----- ROWS

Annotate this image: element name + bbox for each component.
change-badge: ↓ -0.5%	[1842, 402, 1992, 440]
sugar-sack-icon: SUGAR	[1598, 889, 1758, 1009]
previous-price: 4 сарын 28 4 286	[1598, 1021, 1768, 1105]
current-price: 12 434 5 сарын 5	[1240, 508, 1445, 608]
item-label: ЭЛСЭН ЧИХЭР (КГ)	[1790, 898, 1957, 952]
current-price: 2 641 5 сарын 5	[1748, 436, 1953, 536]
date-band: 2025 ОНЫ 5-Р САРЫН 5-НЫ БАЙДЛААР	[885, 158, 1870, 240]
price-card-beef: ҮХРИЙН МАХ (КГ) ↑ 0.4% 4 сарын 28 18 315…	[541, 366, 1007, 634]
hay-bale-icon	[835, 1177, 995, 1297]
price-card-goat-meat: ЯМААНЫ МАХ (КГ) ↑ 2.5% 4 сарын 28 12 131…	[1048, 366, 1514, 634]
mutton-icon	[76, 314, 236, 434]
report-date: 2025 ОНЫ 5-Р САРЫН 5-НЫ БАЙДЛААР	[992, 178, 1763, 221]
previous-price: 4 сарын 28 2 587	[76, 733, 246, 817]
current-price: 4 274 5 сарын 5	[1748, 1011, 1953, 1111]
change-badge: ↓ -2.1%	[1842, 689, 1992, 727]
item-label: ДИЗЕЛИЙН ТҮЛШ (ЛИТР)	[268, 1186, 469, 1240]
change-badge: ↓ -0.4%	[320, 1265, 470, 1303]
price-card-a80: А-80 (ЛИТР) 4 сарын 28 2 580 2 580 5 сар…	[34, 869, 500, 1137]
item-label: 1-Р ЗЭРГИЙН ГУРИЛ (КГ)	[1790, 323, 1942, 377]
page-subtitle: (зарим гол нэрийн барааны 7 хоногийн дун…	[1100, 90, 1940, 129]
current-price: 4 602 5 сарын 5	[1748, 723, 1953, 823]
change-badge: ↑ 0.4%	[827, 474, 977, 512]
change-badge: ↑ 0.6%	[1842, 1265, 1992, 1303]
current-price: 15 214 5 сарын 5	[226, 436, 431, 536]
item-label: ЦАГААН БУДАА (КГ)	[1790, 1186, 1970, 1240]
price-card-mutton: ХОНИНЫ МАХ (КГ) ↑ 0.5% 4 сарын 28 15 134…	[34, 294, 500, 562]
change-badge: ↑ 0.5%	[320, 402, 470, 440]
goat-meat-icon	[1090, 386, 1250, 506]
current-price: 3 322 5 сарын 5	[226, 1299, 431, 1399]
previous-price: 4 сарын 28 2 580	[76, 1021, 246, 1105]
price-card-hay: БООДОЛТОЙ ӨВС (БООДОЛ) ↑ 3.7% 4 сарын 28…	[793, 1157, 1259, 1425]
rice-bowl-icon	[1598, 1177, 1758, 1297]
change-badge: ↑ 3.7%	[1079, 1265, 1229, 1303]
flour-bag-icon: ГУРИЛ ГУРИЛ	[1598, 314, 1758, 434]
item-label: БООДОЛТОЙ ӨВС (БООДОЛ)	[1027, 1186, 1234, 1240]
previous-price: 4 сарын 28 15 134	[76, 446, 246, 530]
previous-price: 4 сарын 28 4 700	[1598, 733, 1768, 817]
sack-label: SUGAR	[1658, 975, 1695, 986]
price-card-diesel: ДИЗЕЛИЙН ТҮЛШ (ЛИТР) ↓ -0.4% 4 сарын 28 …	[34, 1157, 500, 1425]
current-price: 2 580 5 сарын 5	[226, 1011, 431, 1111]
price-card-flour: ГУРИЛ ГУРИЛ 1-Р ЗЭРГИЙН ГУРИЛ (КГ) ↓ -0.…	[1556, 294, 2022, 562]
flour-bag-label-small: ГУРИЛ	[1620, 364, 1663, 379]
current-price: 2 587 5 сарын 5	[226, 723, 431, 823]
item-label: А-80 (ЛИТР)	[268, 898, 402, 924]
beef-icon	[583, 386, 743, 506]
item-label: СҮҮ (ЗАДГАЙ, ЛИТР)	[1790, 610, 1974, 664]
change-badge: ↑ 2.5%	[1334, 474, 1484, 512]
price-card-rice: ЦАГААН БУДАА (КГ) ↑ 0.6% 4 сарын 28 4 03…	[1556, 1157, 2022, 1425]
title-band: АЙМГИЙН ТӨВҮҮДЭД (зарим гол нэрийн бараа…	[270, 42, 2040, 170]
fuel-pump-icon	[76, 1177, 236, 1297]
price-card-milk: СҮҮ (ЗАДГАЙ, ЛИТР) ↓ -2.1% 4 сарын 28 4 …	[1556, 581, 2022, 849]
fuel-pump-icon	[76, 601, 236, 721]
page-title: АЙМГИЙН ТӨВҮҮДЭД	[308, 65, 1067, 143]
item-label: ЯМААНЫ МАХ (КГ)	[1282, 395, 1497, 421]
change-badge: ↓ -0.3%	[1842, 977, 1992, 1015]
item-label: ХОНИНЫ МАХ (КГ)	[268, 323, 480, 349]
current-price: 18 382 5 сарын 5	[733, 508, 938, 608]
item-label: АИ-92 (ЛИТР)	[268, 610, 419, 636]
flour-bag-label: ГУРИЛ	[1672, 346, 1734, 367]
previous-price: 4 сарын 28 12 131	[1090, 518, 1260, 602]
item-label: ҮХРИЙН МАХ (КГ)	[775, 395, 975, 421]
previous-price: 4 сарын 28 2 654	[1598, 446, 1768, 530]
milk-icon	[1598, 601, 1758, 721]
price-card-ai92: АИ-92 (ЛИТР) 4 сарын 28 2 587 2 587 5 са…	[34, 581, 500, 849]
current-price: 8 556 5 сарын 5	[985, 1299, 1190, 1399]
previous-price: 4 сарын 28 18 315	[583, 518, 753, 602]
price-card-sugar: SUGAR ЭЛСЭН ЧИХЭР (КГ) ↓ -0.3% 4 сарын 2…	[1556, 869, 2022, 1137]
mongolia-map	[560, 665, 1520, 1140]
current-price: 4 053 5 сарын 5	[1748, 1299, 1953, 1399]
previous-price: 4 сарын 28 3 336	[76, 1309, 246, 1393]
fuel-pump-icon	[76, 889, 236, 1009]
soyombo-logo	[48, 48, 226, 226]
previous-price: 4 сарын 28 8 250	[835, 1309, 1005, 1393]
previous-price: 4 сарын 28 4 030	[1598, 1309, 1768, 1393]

----------

• **EXERCISE**
Copy out the rows without changes, starting at the first row and ending at the row that contains "386, 1250, 506]", with both of those rows included.

• **EXERCISE ANSWER**
Annotate this image: element name + bbox for each component.
change-badge: ↓ -0.5%	[1842, 402, 1992, 440]
sugar-sack-icon: SUGAR	[1598, 889, 1758, 1009]
previous-price: 4 сарын 28 4 286	[1598, 1021, 1768, 1105]
current-price: 12 434 5 сарын 5	[1240, 508, 1445, 608]
item-label: ЭЛСЭН ЧИХЭР (КГ)	[1790, 898, 1957, 952]
current-price: 2 641 5 сарын 5	[1748, 436, 1953, 536]
date-band: 2025 ОНЫ 5-Р САРЫН 5-НЫ БАЙДЛААР	[885, 158, 1870, 240]
price-card-beef: ҮХРИЙН МАХ (КГ) ↑ 0.4% 4 сарын 28 18 315…	[541, 366, 1007, 634]
hay-bale-icon	[835, 1177, 995, 1297]
price-card-goat-meat: ЯМААНЫ МАХ (КГ) ↑ 2.5% 4 сарын 28 12 131…	[1048, 366, 1514, 634]
mutton-icon	[76, 314, 236, 434]
report-date: 2025 ОНЫ 5-Р САРЫН 5-НЫ БАЙДЛААР	[992, 178, 1763, 221]
previous-price: 4 сарын 28 2 587	[76, 733, 246, 817]
current-price: 4 274 5 сарын 5	[1748, 1011, 1953, 1111]
change-badge: ↓ -2.1%	[1842, 689, 1992, 727]
item-label: ДИЗЕЛИЙН ТҮЛШ (ЛИТР)	[268, 1186, 469, 1240]
change-badge: ↓ -0.4%	[320, 1265, 470, 1303]
price-card-a80: А-80 (ЛИТР) 4 сарын 28 2 580 2 580 5 сар…	[34, 869, 500, 1137]
item-label: 1-Р ЗЭРГИЙН ГУРИЛ (КГ)	[1790, 323, 1942, 377]
page-subtitle: (зарим гол нэрийн барааны 7 хоногийн дун…	[1100, 90, 1940, 129]
current-price: 4 602 5 сарын 5	[1748, 723, 1953, 823]
change-badge: ↑ 0.4%	[827, 474, 977, 512]
change-badge: ↑ 0.6%	[1842, 1265, 1992, 1303]
current-price: 15 214 5 сарын 5	[226, 436, 431, 536]
item-label: ЦАГААН БУДАА (КГ)	[1790, 1186, 1970, 1240]
price-card-mutton: ХОНИНЫ МАХ (КГ) ↑ 0.5% 4 сарын 28 15 134…	[34, 294, 500, 562]
change-badge: ↑ 0.5%	[320, 402, 470, 440]
goat-meat-icon	[1090, 386, 1250, 506]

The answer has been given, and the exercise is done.